* [What to work on]
Copy all lines in which the word "reads" can be found.

Recorded data:
☆ ☆ ☆
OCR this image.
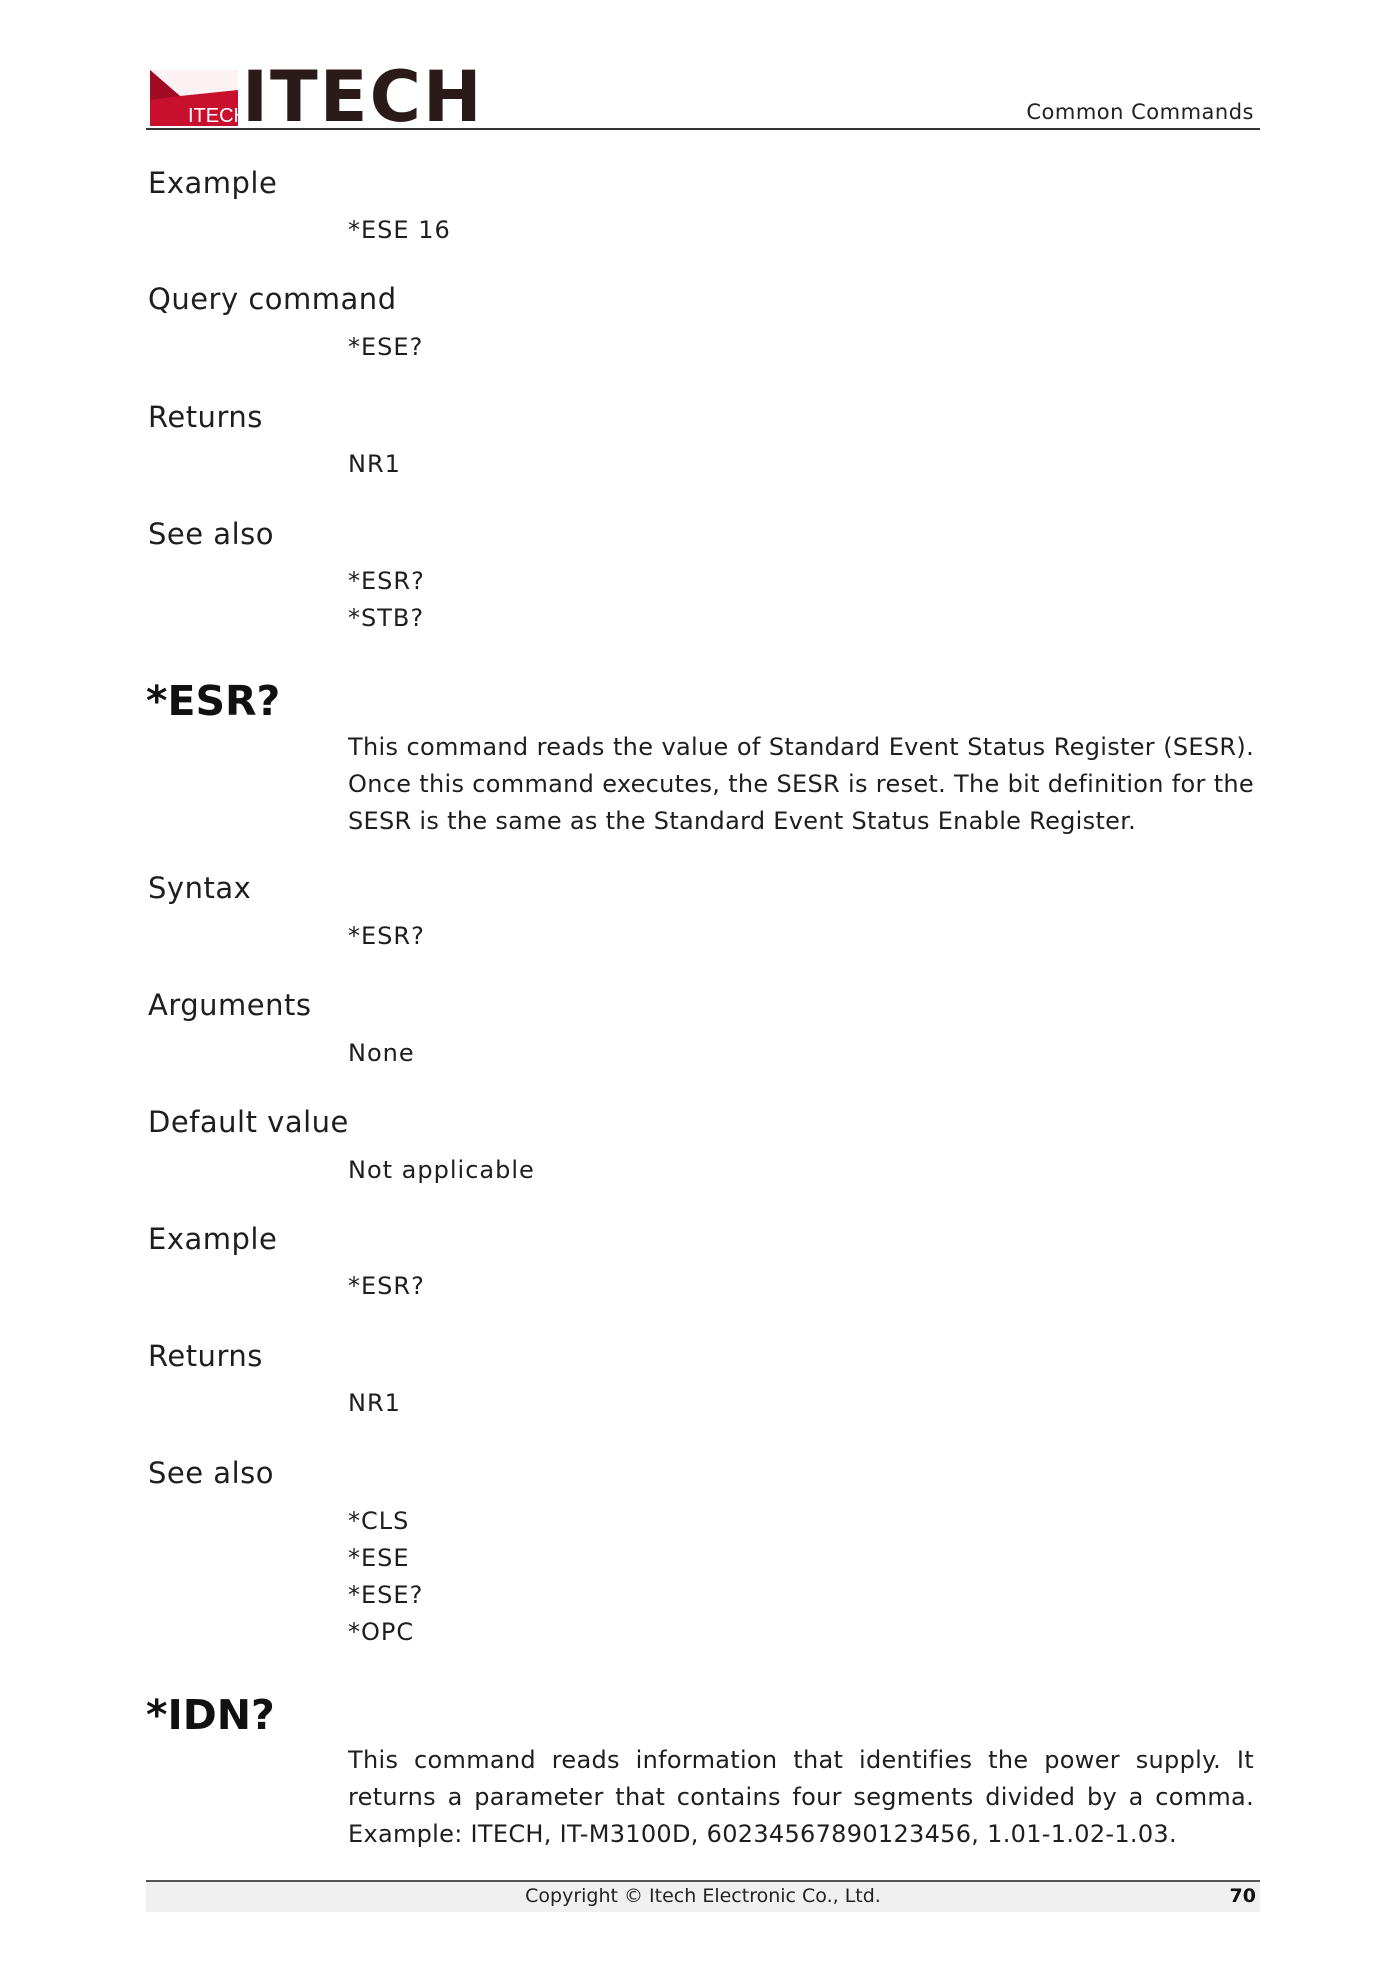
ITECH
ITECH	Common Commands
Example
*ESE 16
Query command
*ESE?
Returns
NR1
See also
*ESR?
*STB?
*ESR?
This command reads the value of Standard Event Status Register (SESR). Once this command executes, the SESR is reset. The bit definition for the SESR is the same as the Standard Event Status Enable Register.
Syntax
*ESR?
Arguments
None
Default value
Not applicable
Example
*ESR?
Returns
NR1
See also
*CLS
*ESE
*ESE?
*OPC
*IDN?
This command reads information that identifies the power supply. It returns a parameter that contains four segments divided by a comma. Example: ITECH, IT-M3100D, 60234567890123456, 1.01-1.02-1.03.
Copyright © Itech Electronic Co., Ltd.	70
☆ ☆ ☆
* [Answer to this problem]
This command reads the value of Standard Event Status Register (SESR). Once this command executes, the SESR is reset. The bit definition for the SESR is the same as the Standard Event Status Enable Register.
This command reads information that identifies the power supply. It returns a parameter that contains four segments divided by a comma. Example: ITECH, IT-M3100D, 60234567890123456, 1.01-1.02-1.03.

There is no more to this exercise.